TASK BRIEF: The required output is a single number: how many lines of the material contain the string "gain".

-- START OF INFORMATION GIVEN --

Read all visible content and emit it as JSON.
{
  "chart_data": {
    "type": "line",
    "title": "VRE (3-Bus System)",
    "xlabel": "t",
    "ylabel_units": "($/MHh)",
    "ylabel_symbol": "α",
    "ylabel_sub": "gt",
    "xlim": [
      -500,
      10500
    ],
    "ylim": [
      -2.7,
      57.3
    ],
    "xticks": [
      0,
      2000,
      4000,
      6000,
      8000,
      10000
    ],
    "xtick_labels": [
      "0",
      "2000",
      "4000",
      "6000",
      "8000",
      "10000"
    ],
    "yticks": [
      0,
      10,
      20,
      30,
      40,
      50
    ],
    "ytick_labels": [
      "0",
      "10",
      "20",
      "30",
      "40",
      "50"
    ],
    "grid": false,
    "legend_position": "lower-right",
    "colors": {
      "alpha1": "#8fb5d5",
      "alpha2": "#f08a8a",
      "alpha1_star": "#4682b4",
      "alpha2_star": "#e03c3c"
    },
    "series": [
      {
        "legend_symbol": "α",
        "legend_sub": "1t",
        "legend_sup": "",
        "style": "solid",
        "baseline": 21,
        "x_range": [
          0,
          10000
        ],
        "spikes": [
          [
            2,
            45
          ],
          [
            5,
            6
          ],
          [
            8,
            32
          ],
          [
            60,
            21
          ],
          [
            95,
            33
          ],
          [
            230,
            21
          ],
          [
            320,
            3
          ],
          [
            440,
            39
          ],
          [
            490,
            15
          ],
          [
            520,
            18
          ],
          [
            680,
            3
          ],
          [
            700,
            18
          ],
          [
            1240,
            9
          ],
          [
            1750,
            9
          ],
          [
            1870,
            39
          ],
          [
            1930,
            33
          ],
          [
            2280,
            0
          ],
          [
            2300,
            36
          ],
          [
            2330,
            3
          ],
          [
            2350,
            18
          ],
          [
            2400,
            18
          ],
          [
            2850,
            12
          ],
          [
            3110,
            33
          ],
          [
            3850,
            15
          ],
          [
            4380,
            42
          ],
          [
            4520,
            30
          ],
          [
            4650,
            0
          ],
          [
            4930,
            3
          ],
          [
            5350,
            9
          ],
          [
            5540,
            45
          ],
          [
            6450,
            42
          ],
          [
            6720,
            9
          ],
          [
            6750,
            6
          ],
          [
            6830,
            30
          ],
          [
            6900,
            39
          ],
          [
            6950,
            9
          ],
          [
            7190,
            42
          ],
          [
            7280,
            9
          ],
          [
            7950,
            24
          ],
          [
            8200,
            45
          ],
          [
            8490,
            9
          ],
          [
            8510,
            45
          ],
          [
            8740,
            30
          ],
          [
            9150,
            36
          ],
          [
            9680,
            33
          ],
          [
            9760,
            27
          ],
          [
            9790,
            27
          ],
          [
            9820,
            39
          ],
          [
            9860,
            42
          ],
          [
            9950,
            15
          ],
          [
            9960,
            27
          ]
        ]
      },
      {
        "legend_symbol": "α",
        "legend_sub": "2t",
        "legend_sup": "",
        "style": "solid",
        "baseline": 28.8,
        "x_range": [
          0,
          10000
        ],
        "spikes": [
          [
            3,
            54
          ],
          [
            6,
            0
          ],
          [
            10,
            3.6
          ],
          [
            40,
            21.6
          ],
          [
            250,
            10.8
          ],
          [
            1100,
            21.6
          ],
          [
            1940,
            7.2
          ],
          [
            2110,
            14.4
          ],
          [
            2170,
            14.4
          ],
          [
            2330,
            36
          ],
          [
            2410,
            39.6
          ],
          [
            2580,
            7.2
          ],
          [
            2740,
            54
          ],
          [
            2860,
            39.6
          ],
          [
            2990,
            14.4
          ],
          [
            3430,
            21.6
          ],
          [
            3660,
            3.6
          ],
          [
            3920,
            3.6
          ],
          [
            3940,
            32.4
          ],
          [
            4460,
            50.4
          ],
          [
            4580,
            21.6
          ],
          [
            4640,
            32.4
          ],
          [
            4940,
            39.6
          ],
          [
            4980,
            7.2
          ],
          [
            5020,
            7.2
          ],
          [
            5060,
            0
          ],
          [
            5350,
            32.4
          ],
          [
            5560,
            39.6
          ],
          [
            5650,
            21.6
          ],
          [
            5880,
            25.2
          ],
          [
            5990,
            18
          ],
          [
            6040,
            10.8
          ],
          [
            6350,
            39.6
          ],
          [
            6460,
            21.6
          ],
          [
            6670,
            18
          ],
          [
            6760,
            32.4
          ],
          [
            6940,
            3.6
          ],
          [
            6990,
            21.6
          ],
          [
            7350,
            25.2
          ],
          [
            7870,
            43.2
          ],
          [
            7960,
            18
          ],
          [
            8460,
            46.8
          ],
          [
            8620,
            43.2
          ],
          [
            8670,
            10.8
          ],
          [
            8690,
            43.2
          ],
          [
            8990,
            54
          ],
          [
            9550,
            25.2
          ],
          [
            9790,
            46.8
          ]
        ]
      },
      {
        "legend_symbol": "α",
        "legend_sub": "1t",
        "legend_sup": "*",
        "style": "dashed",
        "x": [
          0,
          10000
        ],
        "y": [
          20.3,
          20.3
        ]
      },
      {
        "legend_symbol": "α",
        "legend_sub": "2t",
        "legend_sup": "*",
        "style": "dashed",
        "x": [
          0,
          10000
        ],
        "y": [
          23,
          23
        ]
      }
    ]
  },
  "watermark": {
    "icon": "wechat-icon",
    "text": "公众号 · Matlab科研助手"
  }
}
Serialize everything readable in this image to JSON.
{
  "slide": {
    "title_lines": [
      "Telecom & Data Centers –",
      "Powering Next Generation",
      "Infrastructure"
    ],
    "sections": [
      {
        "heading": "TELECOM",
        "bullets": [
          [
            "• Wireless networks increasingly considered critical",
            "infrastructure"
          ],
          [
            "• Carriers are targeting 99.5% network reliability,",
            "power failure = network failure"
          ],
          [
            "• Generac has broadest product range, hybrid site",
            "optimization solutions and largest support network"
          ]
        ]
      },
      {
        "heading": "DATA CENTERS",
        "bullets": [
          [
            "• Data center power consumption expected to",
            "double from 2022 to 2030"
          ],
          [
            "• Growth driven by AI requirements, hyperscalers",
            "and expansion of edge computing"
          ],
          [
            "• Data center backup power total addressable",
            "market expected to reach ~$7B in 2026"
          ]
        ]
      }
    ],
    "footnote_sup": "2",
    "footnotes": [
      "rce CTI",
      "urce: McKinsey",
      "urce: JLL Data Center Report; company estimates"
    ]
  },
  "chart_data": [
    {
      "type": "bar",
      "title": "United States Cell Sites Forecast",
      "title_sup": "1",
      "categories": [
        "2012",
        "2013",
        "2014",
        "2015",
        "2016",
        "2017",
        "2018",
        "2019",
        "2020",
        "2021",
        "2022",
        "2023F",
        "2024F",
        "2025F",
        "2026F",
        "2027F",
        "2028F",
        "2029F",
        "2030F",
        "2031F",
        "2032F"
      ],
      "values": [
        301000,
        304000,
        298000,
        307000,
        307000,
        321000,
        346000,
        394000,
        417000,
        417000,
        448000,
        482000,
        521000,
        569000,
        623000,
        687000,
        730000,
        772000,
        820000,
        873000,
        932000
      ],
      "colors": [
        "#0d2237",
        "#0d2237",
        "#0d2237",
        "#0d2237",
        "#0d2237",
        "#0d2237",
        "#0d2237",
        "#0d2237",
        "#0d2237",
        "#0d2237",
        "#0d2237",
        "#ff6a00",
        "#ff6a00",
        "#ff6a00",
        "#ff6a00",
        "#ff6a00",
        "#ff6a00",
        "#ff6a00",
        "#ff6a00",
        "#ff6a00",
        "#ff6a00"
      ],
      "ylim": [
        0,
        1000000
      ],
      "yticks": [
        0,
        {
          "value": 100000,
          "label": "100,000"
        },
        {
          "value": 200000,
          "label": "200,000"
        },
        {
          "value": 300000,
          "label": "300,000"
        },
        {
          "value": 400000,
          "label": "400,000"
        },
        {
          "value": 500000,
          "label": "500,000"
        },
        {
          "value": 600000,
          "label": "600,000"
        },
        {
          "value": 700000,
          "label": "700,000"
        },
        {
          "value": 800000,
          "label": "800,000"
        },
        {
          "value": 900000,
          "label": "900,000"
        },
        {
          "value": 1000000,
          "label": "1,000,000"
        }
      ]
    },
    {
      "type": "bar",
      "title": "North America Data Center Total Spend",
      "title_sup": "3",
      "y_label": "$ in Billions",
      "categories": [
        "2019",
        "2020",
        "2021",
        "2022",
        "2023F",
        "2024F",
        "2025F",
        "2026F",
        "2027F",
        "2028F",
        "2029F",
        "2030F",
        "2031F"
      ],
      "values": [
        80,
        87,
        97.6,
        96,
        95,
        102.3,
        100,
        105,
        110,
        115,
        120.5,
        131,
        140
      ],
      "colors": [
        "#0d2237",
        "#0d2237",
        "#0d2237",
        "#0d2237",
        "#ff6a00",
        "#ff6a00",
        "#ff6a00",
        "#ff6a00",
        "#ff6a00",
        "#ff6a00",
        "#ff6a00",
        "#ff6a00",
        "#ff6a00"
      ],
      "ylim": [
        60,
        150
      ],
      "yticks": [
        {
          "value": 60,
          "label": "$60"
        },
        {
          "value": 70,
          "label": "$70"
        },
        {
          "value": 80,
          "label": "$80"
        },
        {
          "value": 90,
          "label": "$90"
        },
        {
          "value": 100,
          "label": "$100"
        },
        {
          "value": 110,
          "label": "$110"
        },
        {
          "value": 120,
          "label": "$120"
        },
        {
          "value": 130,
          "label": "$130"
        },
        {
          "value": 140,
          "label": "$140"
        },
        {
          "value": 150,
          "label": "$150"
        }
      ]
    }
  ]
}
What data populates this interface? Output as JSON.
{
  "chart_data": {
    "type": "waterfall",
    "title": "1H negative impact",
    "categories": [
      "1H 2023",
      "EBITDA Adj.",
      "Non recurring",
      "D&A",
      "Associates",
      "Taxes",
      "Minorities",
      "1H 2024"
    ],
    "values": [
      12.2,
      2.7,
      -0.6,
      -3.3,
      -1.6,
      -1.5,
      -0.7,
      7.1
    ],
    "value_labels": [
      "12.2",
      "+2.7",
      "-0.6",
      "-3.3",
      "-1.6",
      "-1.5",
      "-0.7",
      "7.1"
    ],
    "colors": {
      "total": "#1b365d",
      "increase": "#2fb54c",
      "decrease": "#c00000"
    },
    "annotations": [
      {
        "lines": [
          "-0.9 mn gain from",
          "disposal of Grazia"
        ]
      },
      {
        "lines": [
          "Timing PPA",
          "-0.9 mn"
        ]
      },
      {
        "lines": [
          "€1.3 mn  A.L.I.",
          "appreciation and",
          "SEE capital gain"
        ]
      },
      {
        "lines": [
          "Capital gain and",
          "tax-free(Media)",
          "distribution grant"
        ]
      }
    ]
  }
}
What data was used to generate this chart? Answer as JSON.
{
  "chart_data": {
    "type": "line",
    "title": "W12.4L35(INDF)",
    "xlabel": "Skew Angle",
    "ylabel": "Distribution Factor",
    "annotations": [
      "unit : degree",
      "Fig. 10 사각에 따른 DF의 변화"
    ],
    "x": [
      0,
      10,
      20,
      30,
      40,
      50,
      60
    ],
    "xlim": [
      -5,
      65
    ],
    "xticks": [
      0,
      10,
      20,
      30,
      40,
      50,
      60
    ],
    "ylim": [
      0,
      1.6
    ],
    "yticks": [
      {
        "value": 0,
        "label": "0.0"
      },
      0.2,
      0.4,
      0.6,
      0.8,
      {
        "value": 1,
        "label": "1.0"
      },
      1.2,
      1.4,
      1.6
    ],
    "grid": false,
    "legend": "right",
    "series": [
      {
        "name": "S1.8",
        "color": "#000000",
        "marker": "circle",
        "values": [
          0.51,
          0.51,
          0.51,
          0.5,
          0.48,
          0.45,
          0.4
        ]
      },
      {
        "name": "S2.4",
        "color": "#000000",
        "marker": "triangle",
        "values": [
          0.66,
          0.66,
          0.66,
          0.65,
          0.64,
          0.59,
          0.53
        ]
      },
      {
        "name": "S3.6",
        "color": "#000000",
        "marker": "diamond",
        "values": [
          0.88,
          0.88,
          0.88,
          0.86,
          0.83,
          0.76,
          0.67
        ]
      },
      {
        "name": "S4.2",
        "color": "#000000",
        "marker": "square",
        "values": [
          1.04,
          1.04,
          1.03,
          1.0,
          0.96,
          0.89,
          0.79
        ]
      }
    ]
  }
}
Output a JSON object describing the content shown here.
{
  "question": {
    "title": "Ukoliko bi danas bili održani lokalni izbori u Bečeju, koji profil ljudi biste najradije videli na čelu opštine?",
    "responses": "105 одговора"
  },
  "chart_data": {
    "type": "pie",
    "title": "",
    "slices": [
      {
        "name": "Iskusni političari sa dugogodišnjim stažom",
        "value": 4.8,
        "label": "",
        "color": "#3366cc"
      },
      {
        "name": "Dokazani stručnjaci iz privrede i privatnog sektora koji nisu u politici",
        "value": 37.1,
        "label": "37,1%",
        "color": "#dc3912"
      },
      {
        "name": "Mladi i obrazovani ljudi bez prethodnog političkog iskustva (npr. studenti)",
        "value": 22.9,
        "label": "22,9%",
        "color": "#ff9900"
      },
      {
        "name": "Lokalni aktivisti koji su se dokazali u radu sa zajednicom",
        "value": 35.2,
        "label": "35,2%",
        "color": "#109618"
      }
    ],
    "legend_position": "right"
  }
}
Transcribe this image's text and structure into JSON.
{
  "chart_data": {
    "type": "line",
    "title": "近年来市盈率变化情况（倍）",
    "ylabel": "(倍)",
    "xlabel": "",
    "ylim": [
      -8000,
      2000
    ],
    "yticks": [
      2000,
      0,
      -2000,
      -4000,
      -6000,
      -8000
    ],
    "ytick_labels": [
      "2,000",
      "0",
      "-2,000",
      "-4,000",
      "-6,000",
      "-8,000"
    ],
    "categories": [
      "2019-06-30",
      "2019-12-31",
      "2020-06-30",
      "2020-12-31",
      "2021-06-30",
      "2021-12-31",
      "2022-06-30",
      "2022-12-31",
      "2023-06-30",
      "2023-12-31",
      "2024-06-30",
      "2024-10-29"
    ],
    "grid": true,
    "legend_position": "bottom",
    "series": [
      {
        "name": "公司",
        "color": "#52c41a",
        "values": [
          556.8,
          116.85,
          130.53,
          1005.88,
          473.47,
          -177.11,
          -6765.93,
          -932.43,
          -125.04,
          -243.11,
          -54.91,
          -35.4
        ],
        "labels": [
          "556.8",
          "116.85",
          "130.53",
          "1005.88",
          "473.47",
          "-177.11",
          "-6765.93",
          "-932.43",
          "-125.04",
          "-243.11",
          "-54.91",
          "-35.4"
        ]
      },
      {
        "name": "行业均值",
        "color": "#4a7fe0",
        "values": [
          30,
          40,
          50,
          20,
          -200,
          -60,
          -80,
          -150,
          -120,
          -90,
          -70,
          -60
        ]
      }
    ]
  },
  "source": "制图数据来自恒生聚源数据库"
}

-- END OF INFORMATION GIVEN --

TASK RESPONSE: 3